-- Exercise instructions --
Which lines of the records contain "relative"? Collect every one of them.

-- Exercise input --
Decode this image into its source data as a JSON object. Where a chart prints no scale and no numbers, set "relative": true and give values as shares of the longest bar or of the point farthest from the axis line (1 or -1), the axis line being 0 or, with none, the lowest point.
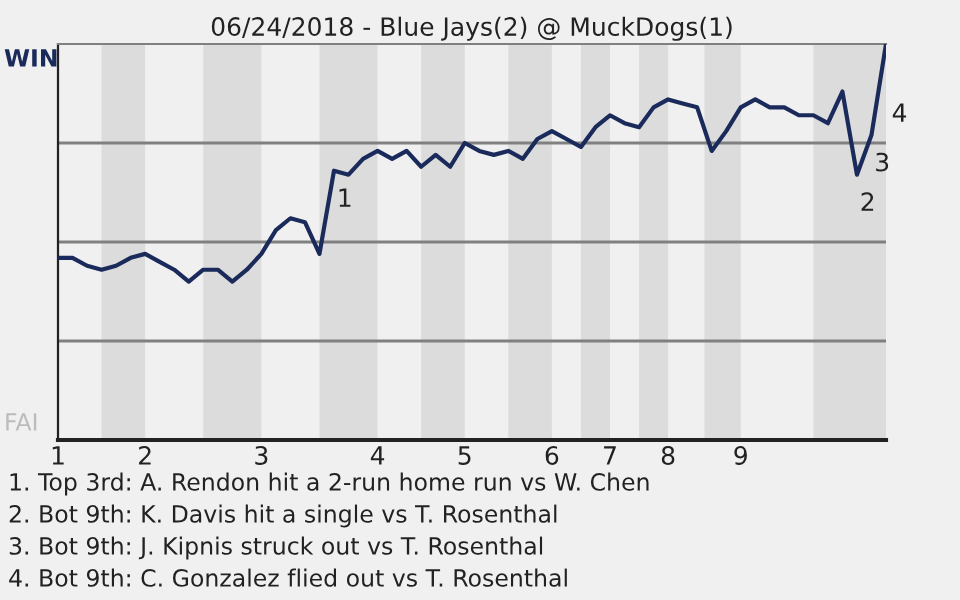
{
  "chart_data": {
    "type": "line",
    "title": "06/24/2018 - Blue Jays(2) @ MuckDogs(1)",
    "relative": true,
    "categories": [
      "1",
      null,
      null,
      null,
      null,
      null,
      "2",
      null,
      null,
      null,
      null,
      null,
      null,
      null,
      "3",
      null,
      null,
      null,
      null,
      null,
      null,
      null,
      "4",
      null,
      null,
      null,
      null,
      null,
      "5",
      null,
      null,
      null,
      null,
      null,
      "6",
      null,
      null,
      null,
      "7",
      null,
      null,
      null,
      "8",
      null,
      null,
      null,
      null,
      "9",
      null,
      null,
      null,
      null,
      null,
      null,
      null,
      null,
      null,
      null
    ],
    "legend": false,
    "marker": "none",
    "line_style": "solid",
    "series": [
      {
        "color": "#1a2a5a",
        "values": [
          0.46,
          0.46,
          0.44,
          0.43,
          0.44,
          0.46,
          0.47,
          0.45,
          0.43,
          0.4,
          0.43,
          0.43,
          0.4,
          0.43,
          0.47,
          0.53,
          0.56,
          0.55,
          0.47,
          0.68,
          0.67,
          0.71,
          0.73,
          0.71,
          0.73,
          0.69,
          0.72,
          0.69,
          0.75,
          0.73,
          0.72,
          0.73,
          0.71,
          0.76,
          0.78,
          0.76,
          0.74,
          0.79,
          0.82,
          0.8,
          0.79,
          0.84,
          0.86,
          0.85,
          0.84,
          0.73,
          0.78,
          0.84,
          0.86,
          0.84,
          0.84,
          0.82,
          0.82,
          0.8,
          0.88,
          0.67,
          0.77,
          1.0
        ]
      }
    ],
    "ref_lines": [
      {
        "axis": "y",
        "value": 0.25,
        "color": "#808080"
      },
      {
        "axis": "y",
        "value": 0.5,
        "color": "#808080"
      },
      {
        "axis": "y",
        "value": 0.75,
        "color": "#808080"
      }
    ],
    "annotations": [
      {
        "text": "1",
        "y": 0.68
      },
      {
        "text": "2",
        "y": 0.67
      },
      {
        "text": "3",
        "y": 0.77
      },
      "4",
      "WIN",
      "FAI",
      "1. Top 3rd: A. Rendon hit a 2-run home run vs W. Chen",
      "2. Bot 9th: K. Davis hit a single vs T. Rosenthal",
      "3. Bot 9th: J. Kipnis struck out vs T. Rosenthal",
      "4. Bot 9th: C. Gonzalez flied out vs T. Rosenthal"
    ]
  }
}
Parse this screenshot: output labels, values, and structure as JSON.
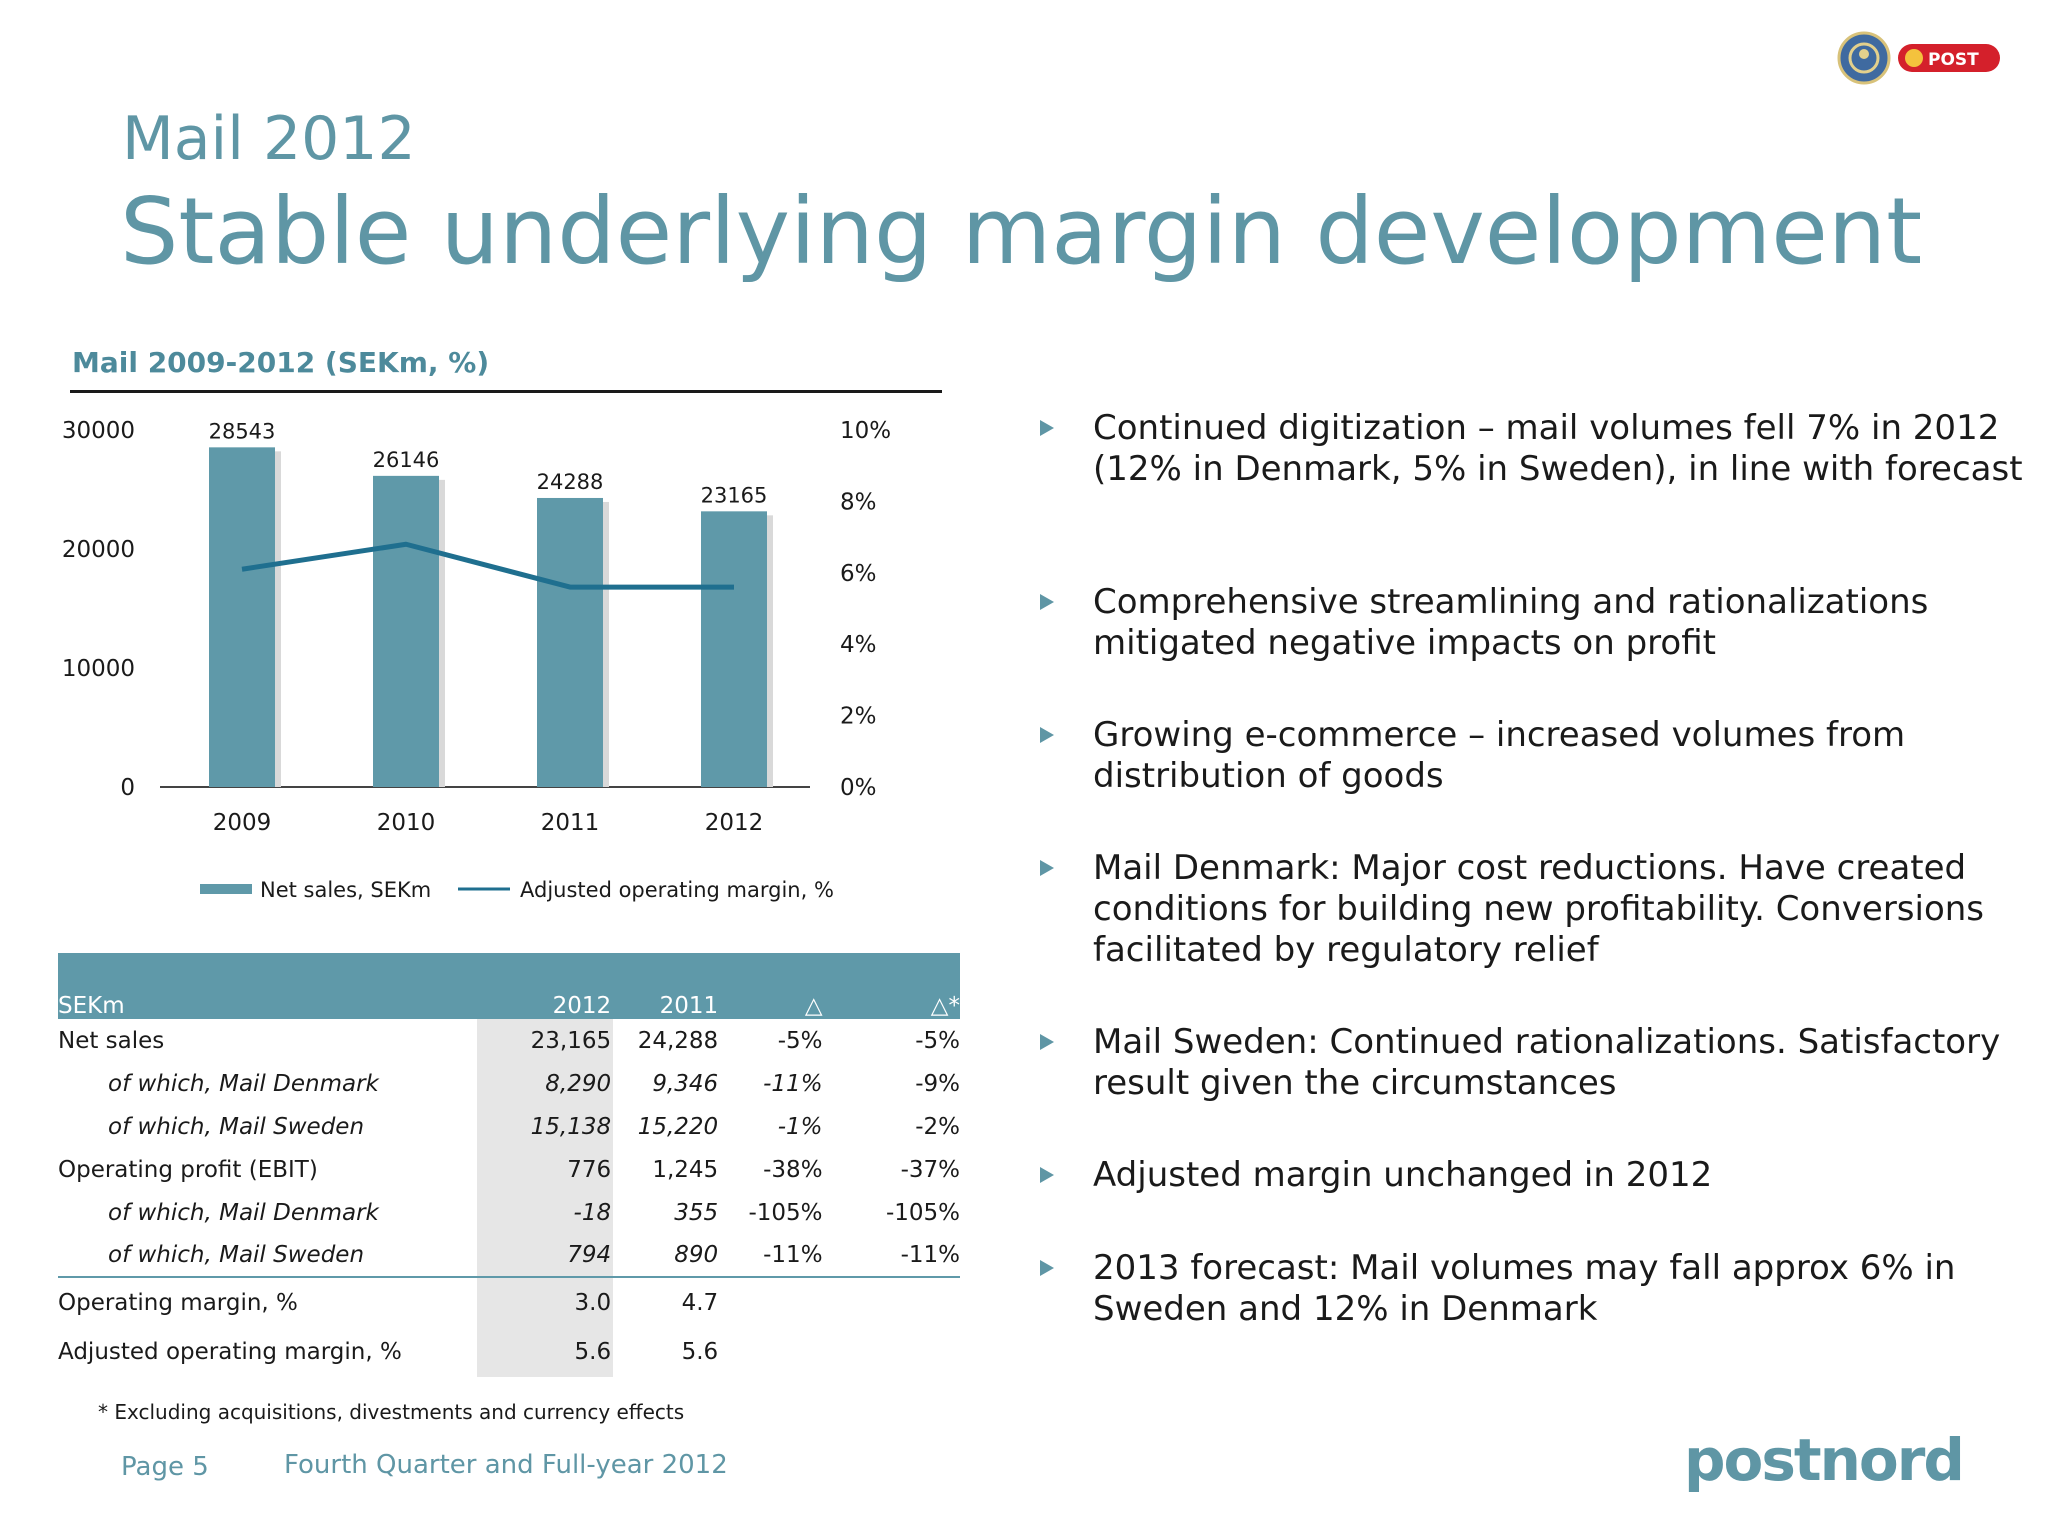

-- Solution below --
Decode this image into its source data as a JSON object. Where a chart prints no scale and no numbers, set "relative": true and give values as shares of the longest bar or of the point farthest from the axis line (1 or -1), the axis line being 0 or, with none, the lowest point.
    "relative": true,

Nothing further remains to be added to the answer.